TASK TO COMPLETE »
Copy exactly, and only, the lines from the line containing "Convert this document image to plain text." through the last line of the records below, both included.

DATA TO USE »
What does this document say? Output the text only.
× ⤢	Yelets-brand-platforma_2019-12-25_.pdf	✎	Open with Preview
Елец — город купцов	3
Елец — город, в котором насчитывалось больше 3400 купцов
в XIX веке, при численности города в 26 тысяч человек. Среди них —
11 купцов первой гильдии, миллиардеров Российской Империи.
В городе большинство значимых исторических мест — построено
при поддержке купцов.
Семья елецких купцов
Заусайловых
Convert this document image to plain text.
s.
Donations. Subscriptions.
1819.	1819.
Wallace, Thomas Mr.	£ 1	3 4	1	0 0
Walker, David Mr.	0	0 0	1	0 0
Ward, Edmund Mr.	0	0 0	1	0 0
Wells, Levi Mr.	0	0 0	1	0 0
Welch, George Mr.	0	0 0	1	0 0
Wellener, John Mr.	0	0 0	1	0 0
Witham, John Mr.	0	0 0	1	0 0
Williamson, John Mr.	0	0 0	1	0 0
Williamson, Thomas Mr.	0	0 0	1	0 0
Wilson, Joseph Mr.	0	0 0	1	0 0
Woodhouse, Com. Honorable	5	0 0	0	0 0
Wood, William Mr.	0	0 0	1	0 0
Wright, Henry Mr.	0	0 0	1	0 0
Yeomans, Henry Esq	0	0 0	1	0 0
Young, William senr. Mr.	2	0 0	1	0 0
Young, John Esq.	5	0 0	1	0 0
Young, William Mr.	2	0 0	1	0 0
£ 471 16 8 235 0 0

FULL OUTPUT »
Convert this document image to plain text.
s.
Donations. Subscriptions.
1819.	1819.
Wallace, Thomas Mr.	£ 1	3 4	1	0 0
Walker, David Mr.	0	0 0	1	0 0
Ward, Edmund Mr.	0	0 0	1	0 0
Wells, Levi Mr.	0	0 0	1	0 0
Welch, George Mr.	0	0 0	1	0 0
Wellener, John Mr.	0	0 0	1	0 0
Witham, John Mr.	0	0 0	1	0 0
Williamson, John Mr.	0	0 0	1	0 0
Williamson, Thomas Mr.	0	0 0	1	0 0
Wilson, Joseph Mr.	0	0 0	1	0 0
Woodhouse, Com. Honorable	5	0 0	0	0 0
Wood, William Mr.	0	0 0	1	0 0
Wright, Henry Mr.	0	0 0	1	0 0
Yeomans, Henry Esq	0	0 0	1	0 0
Young, William senr. Mr.	2	0 0	1	0 0
Young, John Esq.	5	0 0	1	0 0
Young, William Mr.	2	0 0	1	0 0
£ 471 16 8 235 0 0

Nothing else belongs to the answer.